## What this task involves
Find the word "label" in the data. Return every line where it appears.
^^^^^^^^^^^^^^^^
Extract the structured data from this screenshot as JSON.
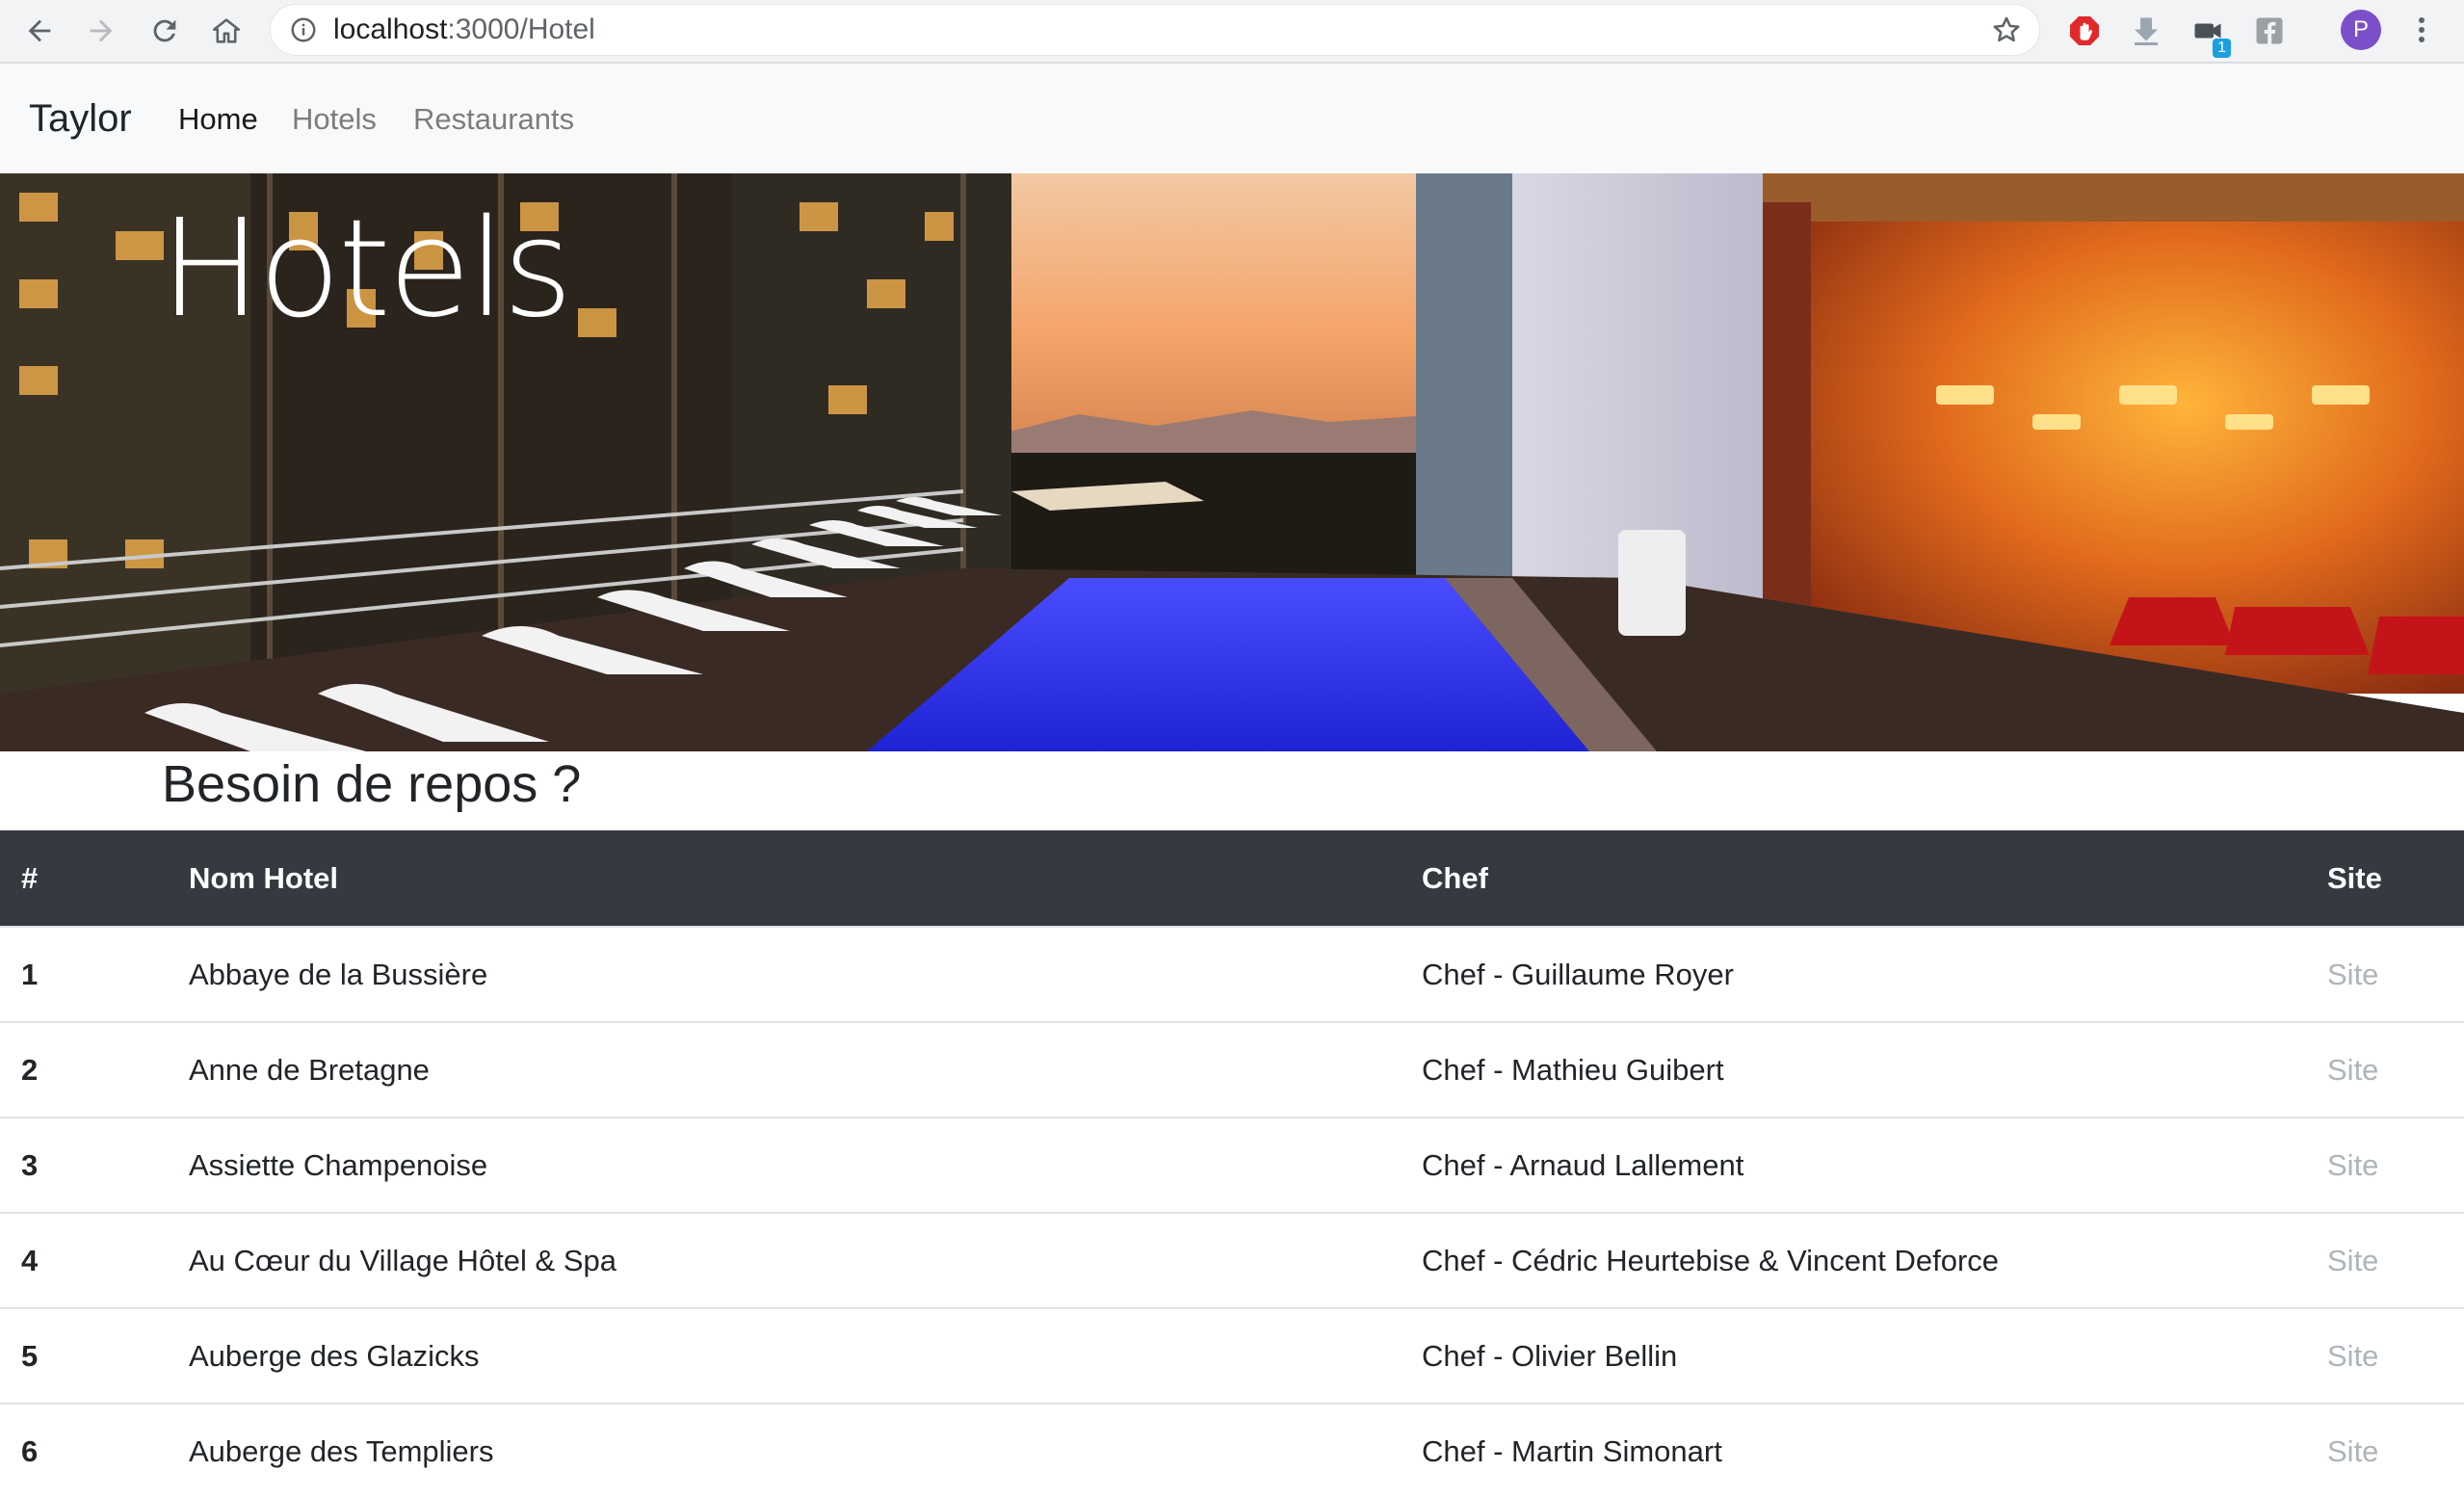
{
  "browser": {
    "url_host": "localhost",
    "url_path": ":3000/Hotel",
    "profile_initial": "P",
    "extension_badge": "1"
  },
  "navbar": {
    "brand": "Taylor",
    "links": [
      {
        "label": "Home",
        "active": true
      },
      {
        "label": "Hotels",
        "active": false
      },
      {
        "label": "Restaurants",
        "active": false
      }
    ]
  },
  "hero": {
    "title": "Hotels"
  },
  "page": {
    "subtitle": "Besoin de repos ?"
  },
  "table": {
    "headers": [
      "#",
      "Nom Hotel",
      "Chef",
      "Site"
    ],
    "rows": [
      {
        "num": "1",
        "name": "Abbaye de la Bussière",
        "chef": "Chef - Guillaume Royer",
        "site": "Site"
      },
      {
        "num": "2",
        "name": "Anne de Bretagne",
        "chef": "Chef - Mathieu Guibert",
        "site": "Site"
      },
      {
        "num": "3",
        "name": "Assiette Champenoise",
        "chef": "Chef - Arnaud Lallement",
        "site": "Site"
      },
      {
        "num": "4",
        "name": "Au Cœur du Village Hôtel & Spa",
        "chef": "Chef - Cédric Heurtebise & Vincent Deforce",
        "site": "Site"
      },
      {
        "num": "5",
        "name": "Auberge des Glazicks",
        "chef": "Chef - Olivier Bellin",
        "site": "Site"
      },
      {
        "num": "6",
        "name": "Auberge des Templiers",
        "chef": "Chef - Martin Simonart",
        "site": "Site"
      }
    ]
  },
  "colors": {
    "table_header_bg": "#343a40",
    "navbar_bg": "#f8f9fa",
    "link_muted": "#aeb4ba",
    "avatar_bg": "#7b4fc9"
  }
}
^^^^^^^^^^^^^^^^
## Answer
        "label": "Home",
        "label": "Hotels",
        "label": "Restaurants",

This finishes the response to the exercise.